# DATA

++++

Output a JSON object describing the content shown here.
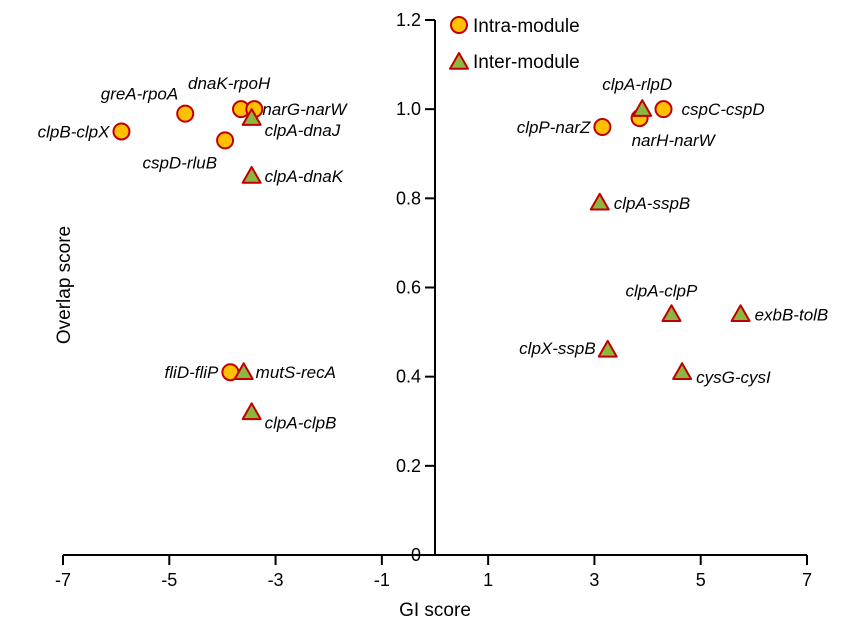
{
  "chart_data": {
    "type": "scatter",
    "title": "",
    "xlabel": "GI score",
    "ylabel": "Overlap score",
    "xlim": [
      -7,
      7
    ],
    "ylim": [
      0,
      1.2
    ],
    "x_ticks": [
      -7,
      -5,
      -3,
      -1,
      1,
      3,
      5,
      7
    ],
    "y_ticks": [
      0,
      0.2,
      0.4,
      0.6,
      0.8,
      1.0,
      1.2
    ],
    "x_tick_labels": [
      "-7",
      "-5",
      "-3",
      "-1",
      "1",
      "3",
      "5",
      "7"
    ],
    "y_tick_labels": [
      "0",
      "0.2",
      "0.4",
      "0.6",
      "0.8",
      "1.0",
      "1.2"
    ],
    "grid": false,
    "legend_position": "top-center",
    "colors": {
      "marker_fill_circle": "#FFC000",
      "marker_fill_triangle": "#8DB640",
      "marker_stroke": "#C00000"
    },
    "series": [
      {
        "name": "Intra-module",
        "marker": "circle",
        "points": [
          {
            "x": -5.9,
            "y": 0.95,
            "label": "clpB-clpX"
          },
          {
            "x": -4.7,
            "y": 0.99,
            "label": "greA-rpoA"
          },
          {
            "x": -3.95,
            "y": 0.93,
            "label": "cspD-rluB"
          },
          {
            "x": -3.65,
            "y": 1.0,
            "label": "dnaK-rpoH"
          },
          {
            "x": -3.4,
            "y": 1.0,
            "label": "narG-narW"
          },
          {
            "x": -3.85,
            "y": 0.41,
            "label": "fliD-fliP"
          },
          {
            "x": 3.15,
            "y": 0.96,
            "label": "clpP-narZ"
          },
          {
            "x": 3.85,
            "y": 0.98,
            "label": "narH-narW"
          },
          {
            "x": 4.3,
            "y": 1.0,
            "label": "cspC-cspD"
          }
        ]
      },
      {
        "name": "Inter-module",
        "marker": "triangle",
        "points": [
          {
            "x": -3.45,
            "y": 0.98,
            "label": "clpA-dnaJ"
          },
          {
            "x": -3.45,
            "y": 0.85,
            "label": "clpA-dnaK"
          },
          {
            "x": -3.6,
            "y": 0.41,
            "label": "mutS-recA"
          },
          {
            "x": -3.45,
            "y": 0.32,
            "label": "clpA-clpB"
          },
          {
            "x": 3.9,
            "y": 1.0,
            "label": "clpA-rlpD"
          },
          {
            "x": 3.1,
            "y": 0.79,
            "label": "clpA-sspB"
          },
          {
            "x": 4.45,
            "y": 0.54,
            "label": "clpA-clpP"
          },
          {
            "x": 5.75,
            "y": 0.54,
            "label": "exbB-tolB"
          },
          {
            "x": 3.25,
            "y": 0.46,
            "label": "clpX-sspB"
          },
          {
            "x": 4.65,
            "y": 0.41,
            "label": "cysG-cysI"
          }
        ]
      }
    ]
  }
}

++++

# TASK DESCRIPTION
Repeat the material verbatim. Do not carry over any picture.

# ANSWER FOR THIS EXERCISE
Output a JSON object describing the content shown here.
{
  "chart_data": {
    "type": "scatter",
    "title": "",
    "xlabel": "GI score",
    "ylabel": "Overlap score",
    "xlim": [
      -7,
      7
    ],
    "ylim": [
      0,
      1.2
    ],
    "x_ticks": [
      -7,
      -5,
      -3,
      -1,
      1,
      3,
      5,
      7
    ],
    "y_ticks": [
      0,
      0.2,
      0.4,
      0.6,
      0.8,
      1.0,
      1.2
    ],
    "x_tick_labels": [
      "-7",
      "-5",
      "-3",
      "-1",
      "1",
      "3",
      "5",
      "7"
    ],
    "y_tick_labels": [
      "0",
      "0.2",
      "0.4",
      "0.6",
      "0.8",
      "1.0",
      "1.2"
    ],
    "grid": false,
    "legend_position": "top-center",
    "colors": {
      "marker_fill_circle": "#FFC000",
      "marker_fill_triangle": "#8DB640",
      "marker_stroke": "#C00000"
    },
    "series": [
      {
        "name": "Intra-module",
        "marker": "circle",
        "points": [
          {
            "x": -5.9,
            "y": 0.95,
            "label": "clpB-clpX"
          },
          {
            "x": -4.7,
            "y": 0.99,
            "label": "greA-rpoA"
          },
          {
            "x": -3.95,
            "y": 0.93,
            "label": "cspD-rluB"
          },
          {
            "x": -3.65,
            "y": 1.0,
            "label": "dnaK-rpoH"
          },
          {
            "x": -3.4,
            "y": 1.0,
            "label": "narG-narW"
          },
          {
            "x": -3.85,
            "y": 0.41,
            "label": "fliD-fliP"
          },
          {
            "x": 3.15,
            "y": 0.96,
            "label": "clpP-narZ"
          },
          {
            "x": 3.85,
            "y": 0.98,
            "label": "narH-narW"
          },
          {
            "x": 4.3,
            "y": 1.0,
            "label": "cspC-cspD"
          }
        ]
      },
      {
        "name": "Inter-module",
        "marker": "triangle",
        "points": [
          {
            "x": -3.45,
            "y": 0.98,
            "label": "clpA-dnaJ"
          },
          {
            "x": -3.45,
            "y": 0.85,
            "label": "clpA-dnaK"
          },
          {
            "x": -3.6,
            "y": 0.41,
            "label": "mutS-recA"
          },
          {
            "x": -3.45,
            "y": 0.32,
            "label": "clpA-clpB"
          },
          {
            "x": 3.9,
            "y": 1.0,
            "label": "clpA-rlpD"
          },
          {
            "x": 3.1,
            "y": 0.79,
            "label": "clpA-sspB"
          },
          {
            "x": 4.45,
            "y": 0.54,
            "label": "clpA-clpP"
          },
          {
            "x": 5.75,
            "y": 0.54,
            "label": "exbB-tolB"
          },
          {
            "x": 3.25,
            "y": 0.46,
            "label": "clpX-sspB"
          },
          {
            "x": 4.65,
            "y": 0.41,
            "label": "cysG-cysI"
          }
        ]
      }
    ]
  }
}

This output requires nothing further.